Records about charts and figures

_ _ _ _ _

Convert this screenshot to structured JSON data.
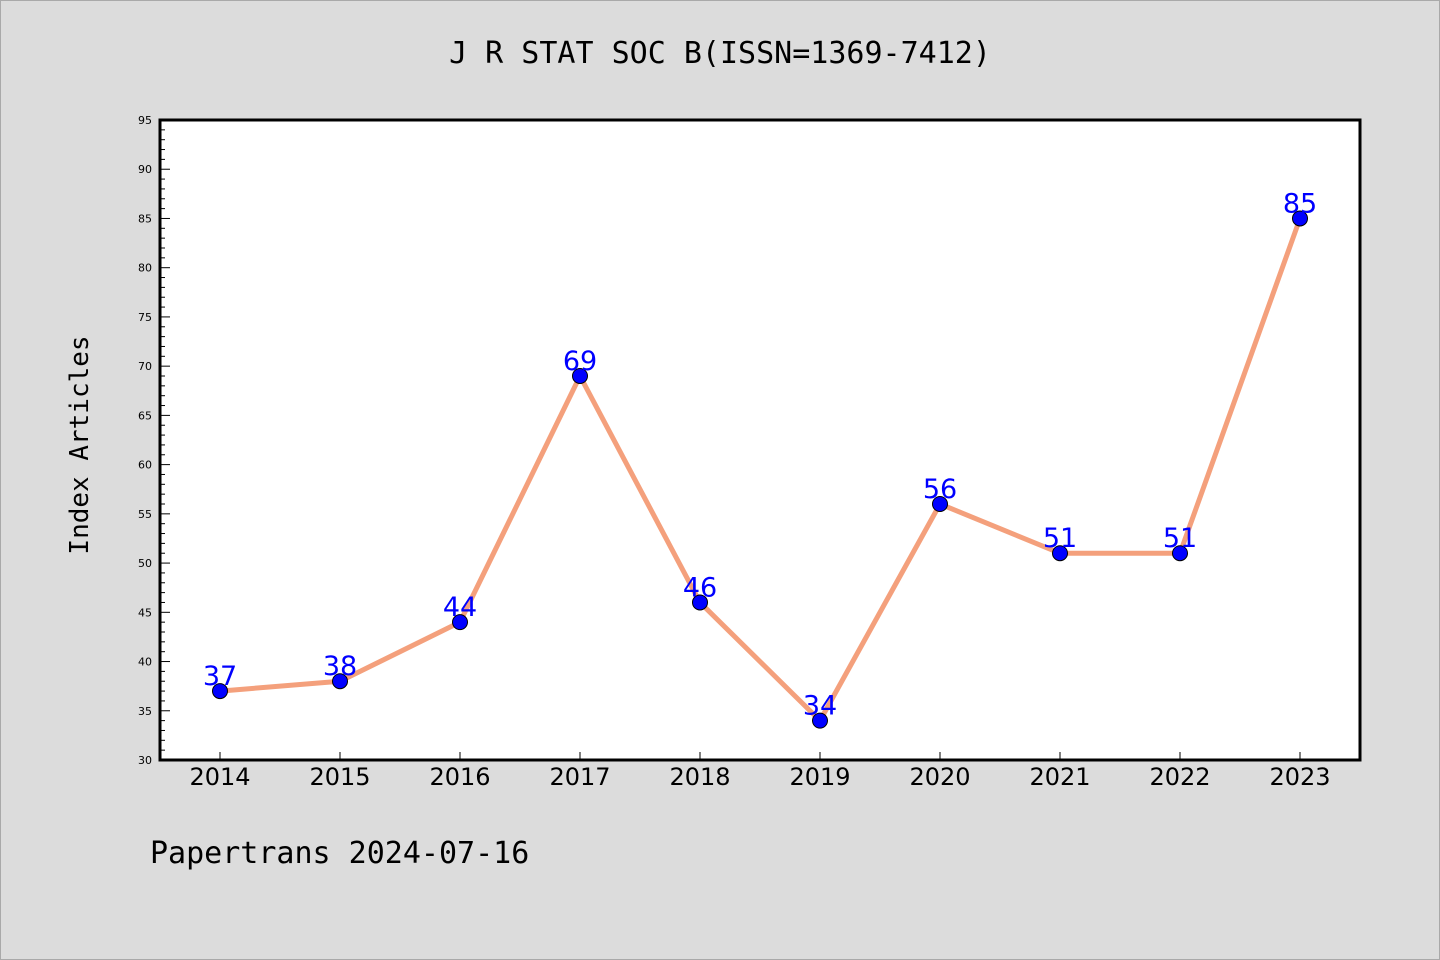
{
  "title": "J R STAT SOC B(ISSN=1369-7412)",
  "footer": "Papertrans 2024-07-16",
  "colors": {
    "background": "#dcdcdc",
    "plot_background": "#ffffff",
    "line": "#f4a07c",
    "marker": "#0000ff",
    "data_label": "#0000ff"
  },
  "chart_data": {
    "type": "line",
    "title": "J R STAT SOC B(ISSN=1369-7412)",
    "xlabel": "",
    "ylabel": "Index Articles",
    "categories": [
      "2014",
      "2015",
      "2016",
      "2017",
      "2018",
      "2019",
      "2020",
      "2021",
      "2022",
      "2023"
    ],
    "values": [
      37,
      38,
      44,
      69,
      46,
      34,
      56,
      51,
      51,
      85
    ],
    "ylim": [
      30,
      95
    ],
    "yticks": [
      30,
      35,
      40,
      45,
      50,
      55,
      60,
      65,
      70,
      75,
      80,
      85,
      90,
      95
    ],
    "data_labels": [
      "37",
      "38",
      "44",
      "69",
      "46",
      "34",
      "56",
      "51",
      "51",
      "85"
    ],
    "grid": false,
    "legend": "none"
  }
}
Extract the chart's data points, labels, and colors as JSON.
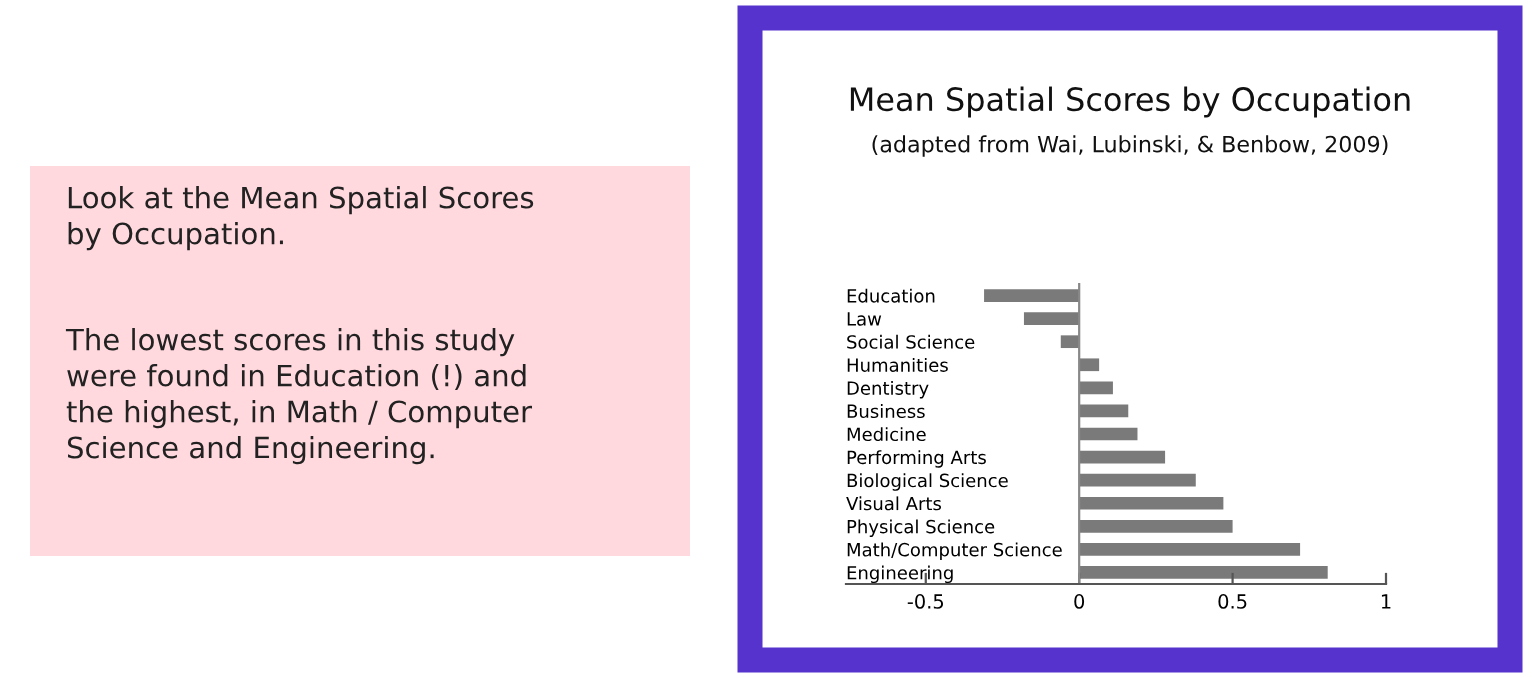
{
  "chart_data": {
    "type": "bar",
    "orientation": "horizontal",
    "title": "Mean Spatial Scores by Occupation",
    "subtitle": "(adapted from Wai, Lubinski, & Benbow, 2009)",
    "categories": [
      "Education",
      "Law",
      "Social Science",
      "Humanities",
      "Dentistry",
      "Business",
      "Medicine",
      "Performing Arts",
      "Biological Science",
      "Visual Arts",
      "Physical Science",
      "Math/Computer Science",
      "Engineering"
    ],
    "values": [
      -0.31,
      -0.18,
      -0.06,
      0.065,
      0.11,
      0.16,
      0.19,
      0.28,
      0.38,
      0.47,
      0.5,
      0.72,
      0.81
    ],
    "color": "#7a7a7a",
    "xlim": [
      -0.76,
      1.0
    ],
    "xticks": [
      -0.5,
      0,
      0.5,
      1
    ],
    "grid": false,
    "legend": false,
    "annotations": [
      "Look at the Mean Spatial Scores\nby Occupation.",
      "The lowest scores in this study\nwere found in Education (!) and\nthe highest, in Math / Computer\nScience and Engineering."
    ]
  }
}
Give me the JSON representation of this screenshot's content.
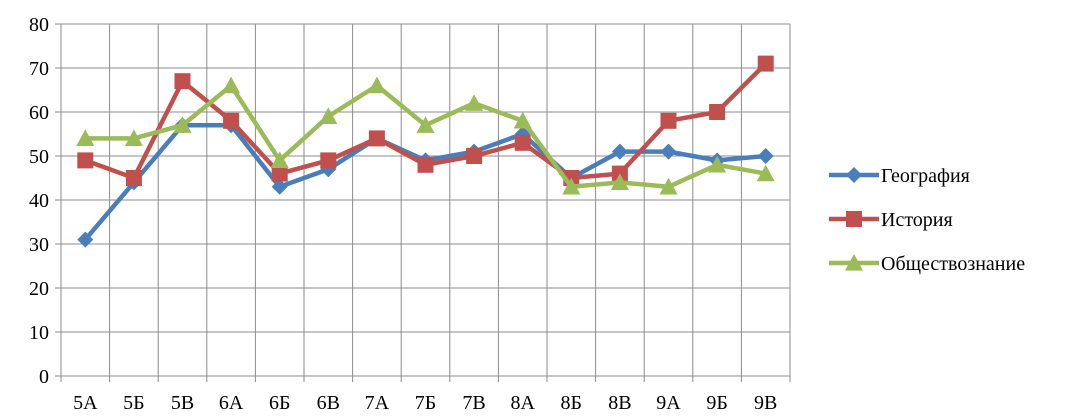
{
  "chart_data": {
    "type": "line",
    "title": "",
    "xlabel": "",
    "ylabel": "",
    "categories": [
      "5А",
      "5Б",
      "5В",
      "6А",
      "6Б",
      "6В",
      "7А",
      "7Б",
      "7В",
      "8А",
      "8Б",
      "8В",
      "9А",
      "9Б",
      "9В"
    ],
    "ylim": [
      0,
      80
    ],
    "yticks": [
      0,
      10,
      20,
      30,
      40,
      50,
      60,
      70,
      80
    ],
    "grid": true,
    "legend_position": "right",
    "series": [
      {
        "name": "География",
        "color": "#4a7ebb",
        "marker": "diamond",
        "values": [
          31,
          44,
          57,
          57,
          43,
          47,
          54,
          49,
          51,
          55,
          45,
          51,
          51,
          49,
          50
        ]
      },
      {
        "name": "История",
        "color": "#c0504d",
        "marker": "square",
        "values": [
          49,
          45,
          67,
          58,
          46,
          49,
          54,
          48,
          50,
          53,
          45,
          46,
          58,
          60,
          71
        ]
      },
      {
        "name": "Обществознание",
        "color": "#9bbb59",
        "marker": "triangle",
        "values": [
          54,
          54,
          57,
          66,
          49,
          59,
          66,
          57,
          62,
          58,
          43,
          44,
          43,
          48,
          46
        ]
      }
    ]
  }
}
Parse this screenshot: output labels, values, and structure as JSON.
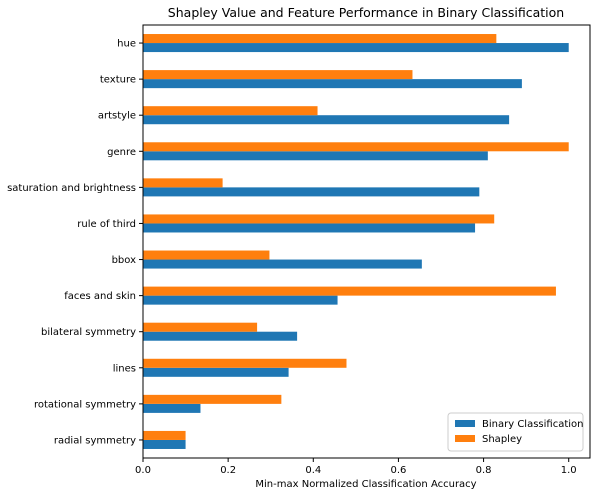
{
  "chart_data": {
    "type": "bar",
    "orientation": "horizontal",
    "title": "Shapley Value and Feature Performance in Binary Classification",
    "xlabel": "Min-max Normalized Classification Accuracy",
    "ylabel": "",
    "xlim": [
      0,
      1.05
    ],
    "xticks": [
      0,
      0.2,
      0.4,
      0.6,
      0.8,
      1
    ],
    "xtick_labels": [
      "0.0",
      "0.2",
      "0.4",
      "0.6",
      "0.8",
      "1.0"
    ],
    "grid": false,
    "legend_position": "lower-right",
    "categories": [
      "hue",
      "texture",
      "artstyle",
      "genre",
      "saturation and brightness",
      "rule of third",
      "bbox",
      "faces and skin",
      "bilateral symmetry",
      "lines",
      "rotational symmetry",
      "radial symmetry"
    ],
    "series": [
      {
        "name": "Binary Classification",
        "color": "#1f77b4",
        "values": [
          1.0,
          0.89,
          0.86,
          0.81,
          0.79,
          0.78,
          0.655,
          0.457,
          0.362,
          0.342,
          0.135,
          0.1
        ]
      },
      {
        "name": "Shapley",
        "color": "#ff7f0e",
        "values": [
          0.83,
          0.633,
          0.41,
          1.0,
          0.187,
          0.825,
          0.297,
          0.97,
          0.268,
          0.478,
          0.325,
          0.1
        ]
      }
    ]
  }
}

_ _ _ _ _

> _Exercise directions_: Output the lines above in full and exactly as given, omitting any pictures.

> _Answer to this exercise_:
Convert this screenshot to structured JSON data.
{
  "title": "J R STAT SOC B(ISSN=1369-7412)",
  "footer": "Papertrans 2024-07-16",
  "colors": {
    "background": "#dcdcdc",
    "plot_background": "#ffffff",
    "line": "#f4a07c",
    "marker": "#0000ff",
    "data_label": "#0000ff"
  },
  "chart_data": {
    "type": "line",
    "title": "J R STAT SOC B(ISSN=1369-7412)",
    "xlabel": "",
    "ylabel": "Index Articles",
    "categories": [
      "2014",
      "2015",
      "2016",
      "2017",
      "2018",
      "2019",
      "2020",
      "2021",
      "2022",
      "2023"
    ],
    "values": [
      37,
      38,
      44,
      69,
      46,
      34,
      56,
      51,
      51,
      85
    ],
    "ylim": [
      30,
      95
    ],
    "yticks": [
      30,
      35,
      40,
      45,
      50,
      55,
      60,
      65,
      70,
      75,
      80,
      85,
      90,
      95
    ],
    "data_labels": [
      "37",
      "38",
      "44",
      "69",
      "46",
      "34",
      "56",
      "51",
      "51",
      "85"
    ],
    "grid": false,
    "legend": "none"
  }
}
Extract the chart's data points, labels, and colors as JSON.
{
  "chart_data": {
    "type": "bar",
    "orientation": "horizontal",
    "title": "Mean Spatial Scores by Occupation",
    "subtitle": "(adapted from Wai, Lubinski, & Benbow, 2009)",
    "categories": [
      "Education",
      "Law",
      "Social Science",
      "Humanities",
      "Dentistry",
      "Business",
      "Medicine",
      "Performing Arts",
      "Biological Science",
      "Visual Arts",
      "Physical Science",
      "Math/Computer Science",
      "Engineering"
    ],
    "values": [
      -0.31,
      -0.18,
      -0.06,
      0.065,
      0.11,
      0.16,
      0.19,
      0.28,
      0.38,
      0.47,
      0.5,
      0.72,
      0.81
    ],
    "color": "#7a7a7a",
    "xlim": [
      -0.76,
      1.0
    ],
    "xticks": [
      -0.5,
      0,
      0.5,
      1
    ],
    "grid": false,
    "legend": false,
    "annotations": [
      "Look at the Mean Spatial Scores\nby Occupation.",
      "The lowest scores in this study\nwere found in Education (!) and\nthe highest, in Math / Computer\nScience and Engineering."
    ]
  }
}
Give me the JSON representation of this screenshot's content.
{
  "chart_data": {
    "type": "line",
    "title": "",
    "xlabel": "",
    "ylabel": "",
    "categories": [
      "5А",
      "5Б",
      "5В",
      "6А",
      "6Б",
      "6В",
      "7А",
      "7Б",
      "7В",
      "8А",
      "8Б",
      "8В",
      "9А",
      "9Б",
      "9В"
    ],
    "ylim": [
      0,
      80
    ],
    "yticks": [
      0,
      10,
      20,
      30,
      40,
      50,
      60,
      70,
      80
    ],
    "grid": true,
    "legend_position": "right",
    "series": [
      {
        "name": "География",
        "color": "#4a7ebb",
        "marker": "diamond",
        "values": [
          31,
          44,
          57,
          57,
          43,
          47,
          54,
          49,
          51,
          55,
          45,
          51,
          51,
          49,
          50
        ]
      },
      {
        "name": "История",
        "color": "#c0504d",
        "marker": "square",
        "values": [
          49,
          45,
          67,
          58,
          46,
          49,
          54,
          48,
          50,
          53,
          45,
          46,
          58,
          60,
          71
        ]
      },
      {
        "name": "Обществознание",
        "color": "#9bbb59",
        "marker": "triangle",
        "values": [
          54,
          54,
          57,
          66,
          49,
          59,
          66,
          57,
          62,
          58,
          43,
          44,
          43,
          48,
          46
        ]
      }
    ]
  }
}
Parse this screenshot: output labels, values, and structure as JSON.
{
  "chart_data": {
    "type": "bar",
    "orientation": "horizontal",
    "title": "Shapley Value and Feature Performance in Binary Classification",
    "xlabel": "Min-max Normalized Classification Accuracy",
    "ylabel": "",
    "xlim": [
      0,
      1.05
    ],
    "xticks": [
      0,
      0.2,
      0.4,
      0.6,
      0.8,
      1
    ],
    "xtick_labels": [
      "0.0",
      "0.2",
      "0.4",
      "0.6",
      "0.8",
      "1.0"
    ],
    "grid": false,
    "legend_position": "lower-right",
    "categories": [
      "hue",
      "texture",
      "artstyle",
      "genre",
      "saturation and brightness",
      "rule of third",
      "bbox",
      "faces and skin",
      "bilateral symmetry",
      "lines",
      "rotational symmetry",
      "radial symmetry"
    ],
    "series": [
      {
        "name": "Binary Classification",
        "color": "#1f77b4",
        "values": [
          1.0,
          0.89,
          0.86,
          0.81,
          0.79,
          0.78,
          0.655,
          0.457,
          0.362,
          0.342,
          0.135,
          0.1
        ]
      },
      {
        "name": "Shapley",
        "color": "#ff7f0e",
        "values": [
          0.83,
          0.633,
          0.41,
          1.0,
          0.187,
          0.825,
          0.297,
          0.97,
          0.268,
          0.478,
          0.325,
          0.1
        ]
      }
    ]
  }
}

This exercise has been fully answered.